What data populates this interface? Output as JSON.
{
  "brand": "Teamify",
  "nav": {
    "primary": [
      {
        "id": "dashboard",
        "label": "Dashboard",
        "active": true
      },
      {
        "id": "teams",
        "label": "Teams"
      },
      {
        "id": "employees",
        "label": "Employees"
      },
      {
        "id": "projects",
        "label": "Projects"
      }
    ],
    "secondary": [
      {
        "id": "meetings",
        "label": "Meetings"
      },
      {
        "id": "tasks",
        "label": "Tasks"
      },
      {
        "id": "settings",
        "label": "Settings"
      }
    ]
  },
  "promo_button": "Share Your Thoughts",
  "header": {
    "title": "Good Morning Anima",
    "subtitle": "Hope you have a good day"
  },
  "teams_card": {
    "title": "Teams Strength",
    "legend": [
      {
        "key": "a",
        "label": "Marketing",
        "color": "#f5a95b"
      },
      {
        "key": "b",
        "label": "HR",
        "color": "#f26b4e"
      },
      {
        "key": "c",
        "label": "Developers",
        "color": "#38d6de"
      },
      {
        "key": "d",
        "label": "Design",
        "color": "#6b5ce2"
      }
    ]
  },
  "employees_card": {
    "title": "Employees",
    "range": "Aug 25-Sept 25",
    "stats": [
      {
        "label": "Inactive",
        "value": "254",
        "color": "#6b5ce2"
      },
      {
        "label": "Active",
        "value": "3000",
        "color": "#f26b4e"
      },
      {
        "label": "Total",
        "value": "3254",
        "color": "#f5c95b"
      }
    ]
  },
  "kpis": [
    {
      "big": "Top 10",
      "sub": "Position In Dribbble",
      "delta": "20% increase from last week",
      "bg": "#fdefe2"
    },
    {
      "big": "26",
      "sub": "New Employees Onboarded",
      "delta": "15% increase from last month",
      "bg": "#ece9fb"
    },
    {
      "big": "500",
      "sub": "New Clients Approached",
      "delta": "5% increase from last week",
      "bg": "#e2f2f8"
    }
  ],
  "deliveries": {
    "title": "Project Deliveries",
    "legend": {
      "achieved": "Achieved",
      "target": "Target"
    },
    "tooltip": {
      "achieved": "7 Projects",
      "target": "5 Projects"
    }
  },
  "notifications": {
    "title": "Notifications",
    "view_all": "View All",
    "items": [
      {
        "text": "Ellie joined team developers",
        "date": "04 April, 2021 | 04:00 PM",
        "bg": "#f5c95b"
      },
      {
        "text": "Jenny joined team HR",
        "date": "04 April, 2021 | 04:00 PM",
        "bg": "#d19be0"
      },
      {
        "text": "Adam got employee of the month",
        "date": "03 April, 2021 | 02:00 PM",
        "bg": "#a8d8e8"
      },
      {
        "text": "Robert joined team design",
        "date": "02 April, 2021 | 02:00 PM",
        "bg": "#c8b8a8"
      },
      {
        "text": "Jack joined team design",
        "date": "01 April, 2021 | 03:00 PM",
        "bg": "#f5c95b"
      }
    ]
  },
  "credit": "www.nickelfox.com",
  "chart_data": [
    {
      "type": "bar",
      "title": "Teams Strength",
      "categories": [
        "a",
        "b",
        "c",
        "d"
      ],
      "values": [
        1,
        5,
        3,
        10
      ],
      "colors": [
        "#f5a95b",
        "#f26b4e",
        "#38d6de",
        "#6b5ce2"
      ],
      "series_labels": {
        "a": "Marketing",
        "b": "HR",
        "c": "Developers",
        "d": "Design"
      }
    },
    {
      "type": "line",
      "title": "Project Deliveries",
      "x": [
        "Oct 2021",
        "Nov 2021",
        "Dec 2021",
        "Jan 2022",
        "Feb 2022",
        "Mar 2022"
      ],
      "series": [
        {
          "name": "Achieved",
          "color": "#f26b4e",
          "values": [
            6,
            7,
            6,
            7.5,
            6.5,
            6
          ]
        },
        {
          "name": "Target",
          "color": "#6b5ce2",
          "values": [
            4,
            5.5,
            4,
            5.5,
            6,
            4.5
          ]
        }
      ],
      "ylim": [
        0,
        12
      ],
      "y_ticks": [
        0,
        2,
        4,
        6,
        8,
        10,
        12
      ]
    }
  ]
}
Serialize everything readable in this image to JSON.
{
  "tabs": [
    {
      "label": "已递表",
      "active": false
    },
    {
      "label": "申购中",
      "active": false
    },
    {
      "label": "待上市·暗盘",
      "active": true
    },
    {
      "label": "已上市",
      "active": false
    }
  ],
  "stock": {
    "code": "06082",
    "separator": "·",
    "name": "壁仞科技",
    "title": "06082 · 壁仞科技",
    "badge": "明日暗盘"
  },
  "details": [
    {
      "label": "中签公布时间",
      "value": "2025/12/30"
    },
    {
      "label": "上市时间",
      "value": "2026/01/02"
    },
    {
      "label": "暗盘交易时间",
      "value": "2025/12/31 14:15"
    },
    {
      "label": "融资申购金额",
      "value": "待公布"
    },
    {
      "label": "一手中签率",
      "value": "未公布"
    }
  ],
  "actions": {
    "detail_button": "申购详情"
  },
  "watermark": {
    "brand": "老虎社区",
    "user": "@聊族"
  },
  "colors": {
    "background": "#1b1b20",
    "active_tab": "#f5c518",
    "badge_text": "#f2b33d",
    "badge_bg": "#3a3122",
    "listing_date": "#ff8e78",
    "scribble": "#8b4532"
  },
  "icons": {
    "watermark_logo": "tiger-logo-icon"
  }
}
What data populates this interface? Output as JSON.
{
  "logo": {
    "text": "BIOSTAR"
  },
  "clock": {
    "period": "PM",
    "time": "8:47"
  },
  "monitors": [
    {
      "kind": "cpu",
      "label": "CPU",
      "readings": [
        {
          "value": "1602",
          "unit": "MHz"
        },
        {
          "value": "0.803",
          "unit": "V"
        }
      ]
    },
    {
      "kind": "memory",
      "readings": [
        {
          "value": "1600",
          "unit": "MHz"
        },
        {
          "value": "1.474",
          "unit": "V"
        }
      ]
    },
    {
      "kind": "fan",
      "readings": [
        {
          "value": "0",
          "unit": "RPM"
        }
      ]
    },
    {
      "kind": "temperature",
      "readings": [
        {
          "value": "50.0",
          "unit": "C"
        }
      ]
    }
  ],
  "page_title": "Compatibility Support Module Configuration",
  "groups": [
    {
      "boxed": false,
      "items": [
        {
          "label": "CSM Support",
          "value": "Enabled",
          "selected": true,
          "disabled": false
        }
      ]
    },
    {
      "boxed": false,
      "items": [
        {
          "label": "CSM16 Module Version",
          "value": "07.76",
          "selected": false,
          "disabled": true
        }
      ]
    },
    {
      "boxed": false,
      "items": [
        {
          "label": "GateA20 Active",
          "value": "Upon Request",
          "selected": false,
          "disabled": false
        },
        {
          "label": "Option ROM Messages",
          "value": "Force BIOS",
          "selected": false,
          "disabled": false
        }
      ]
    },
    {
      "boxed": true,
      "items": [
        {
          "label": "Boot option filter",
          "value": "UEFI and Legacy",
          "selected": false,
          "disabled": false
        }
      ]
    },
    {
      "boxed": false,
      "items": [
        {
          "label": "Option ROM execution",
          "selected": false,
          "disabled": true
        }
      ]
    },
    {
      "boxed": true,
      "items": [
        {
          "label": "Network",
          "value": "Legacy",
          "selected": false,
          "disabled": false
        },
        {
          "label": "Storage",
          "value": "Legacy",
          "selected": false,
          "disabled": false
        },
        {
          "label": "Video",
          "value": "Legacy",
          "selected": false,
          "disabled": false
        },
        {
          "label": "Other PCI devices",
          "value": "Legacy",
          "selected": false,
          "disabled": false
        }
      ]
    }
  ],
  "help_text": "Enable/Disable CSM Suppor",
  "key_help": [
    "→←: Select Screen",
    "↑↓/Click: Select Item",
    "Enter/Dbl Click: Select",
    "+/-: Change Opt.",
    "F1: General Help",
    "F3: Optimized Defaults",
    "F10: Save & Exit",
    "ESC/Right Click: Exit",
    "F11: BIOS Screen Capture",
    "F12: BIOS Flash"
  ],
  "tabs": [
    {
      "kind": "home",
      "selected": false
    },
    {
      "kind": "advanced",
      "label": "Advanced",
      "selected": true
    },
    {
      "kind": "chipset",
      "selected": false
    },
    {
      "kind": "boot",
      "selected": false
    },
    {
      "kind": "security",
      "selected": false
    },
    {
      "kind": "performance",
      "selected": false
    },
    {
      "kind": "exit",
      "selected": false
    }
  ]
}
-------
What is being asked: From the data above, work out how many lines hold "week". Answer with the number alone.

Solution to the exercise: 2